**Set problem**
Report how many lines of the records below include the word "底层沦陷". Give nothing but the number.

:: Data section ::

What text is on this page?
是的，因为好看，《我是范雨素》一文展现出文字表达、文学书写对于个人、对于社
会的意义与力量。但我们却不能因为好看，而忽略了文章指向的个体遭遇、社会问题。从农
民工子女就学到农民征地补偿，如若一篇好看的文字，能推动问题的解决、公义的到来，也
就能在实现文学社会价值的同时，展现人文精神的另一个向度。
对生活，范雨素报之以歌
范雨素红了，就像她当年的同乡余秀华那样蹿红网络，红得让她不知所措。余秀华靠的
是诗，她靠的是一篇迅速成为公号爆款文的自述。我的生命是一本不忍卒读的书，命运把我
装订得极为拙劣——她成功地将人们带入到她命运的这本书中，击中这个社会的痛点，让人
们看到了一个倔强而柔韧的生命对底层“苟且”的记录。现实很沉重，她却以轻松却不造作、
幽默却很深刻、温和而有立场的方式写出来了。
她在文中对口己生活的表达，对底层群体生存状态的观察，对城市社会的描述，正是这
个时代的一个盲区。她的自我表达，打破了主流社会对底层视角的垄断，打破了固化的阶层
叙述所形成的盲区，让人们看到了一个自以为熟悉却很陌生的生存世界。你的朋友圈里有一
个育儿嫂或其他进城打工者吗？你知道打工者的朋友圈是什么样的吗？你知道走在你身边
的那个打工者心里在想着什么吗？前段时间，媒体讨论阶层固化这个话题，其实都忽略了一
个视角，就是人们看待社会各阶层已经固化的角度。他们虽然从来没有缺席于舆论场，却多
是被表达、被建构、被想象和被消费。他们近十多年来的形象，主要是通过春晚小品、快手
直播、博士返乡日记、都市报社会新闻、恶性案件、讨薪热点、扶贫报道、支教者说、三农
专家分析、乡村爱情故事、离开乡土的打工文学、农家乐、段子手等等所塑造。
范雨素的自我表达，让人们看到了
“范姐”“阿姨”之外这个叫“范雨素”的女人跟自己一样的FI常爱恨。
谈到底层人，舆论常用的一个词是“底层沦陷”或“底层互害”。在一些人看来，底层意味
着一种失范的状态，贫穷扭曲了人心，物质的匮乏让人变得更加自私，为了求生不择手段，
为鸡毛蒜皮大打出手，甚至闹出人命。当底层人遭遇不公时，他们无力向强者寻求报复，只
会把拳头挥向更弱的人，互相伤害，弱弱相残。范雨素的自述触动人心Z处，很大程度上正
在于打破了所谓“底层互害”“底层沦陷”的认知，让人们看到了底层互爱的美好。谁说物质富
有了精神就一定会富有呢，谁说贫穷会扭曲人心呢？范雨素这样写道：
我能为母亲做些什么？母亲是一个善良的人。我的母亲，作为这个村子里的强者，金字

:::

**Final result**
2